**Problem:** Repeat each record exactly as written, and drop any images.

——

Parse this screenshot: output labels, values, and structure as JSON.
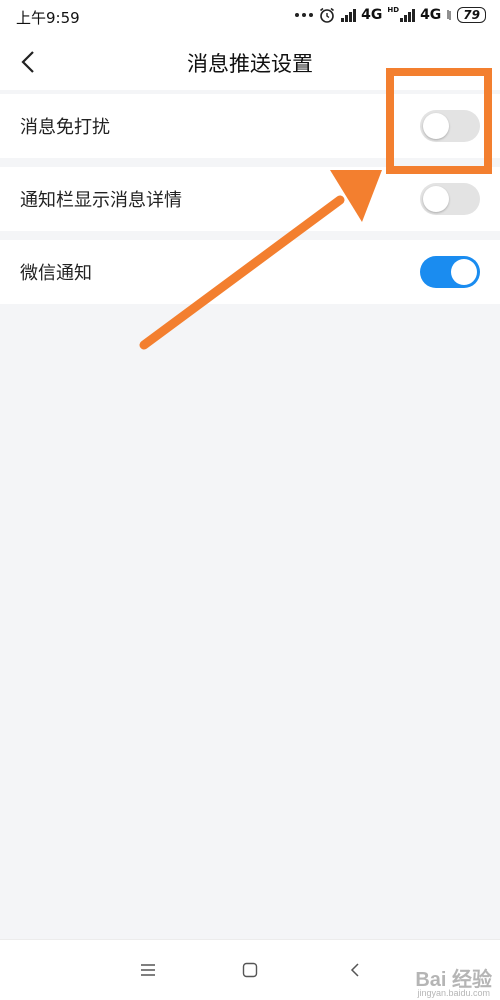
{
  "status_bar": {
    "time": "上午9:59",
    "network_1": "4G",
    "hd_label": "HD",
    "network_2": "4G",
    "battery": "79"
  },
  "header": {
    "title": "消息推送设置"
  },
  "settings": [
    {
      "label": "消息免打扰",
      "enabled": false
    },
    {
      "label": "通知栏显示消息详情",
      "enabled": false
    },
    {
      "label": "微信通知",
      "enabled": true
    }
  ],
  "colors": {
    "toggle_on": "#1a8cf0",
    "toggle_off": "#e3e3e3",
    "annotation": "#f37f2f"
  },
  "watermark": {
    "brand": "Bai 经验",
    "url": "jingyan.baidu.com"
  }
}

——

**Worked answer:**
Parse this screenshot: output labels, values, and structure as JSON.
{
  "status_bar": {
    "time": "上午9:59",
    "network_1": "4G",
    "hd_label": "HD",
    "network_2": "4G",
    "battery": "79"
  },
  "header": {
    "title": "消息推送设置"
  },
  "settings": [
    {
      "label": "消息免打扰",
      "enabled": false
    },
    {
      "label": "通知栏显示消息详情",
      "enabled": false
    },
    {
      "label": "微信通知",
      "enabled": true
    }
  ],
  "colors": {
    "toggle_on": "#1a8cf0",
    "toggle_off": "#e3e3e3",
    "annotation": "#f37f2f"
  },
  "watermark": {
    "brand": "Bai 经验",
    "url": "jingyan.baidu.com"
  }
}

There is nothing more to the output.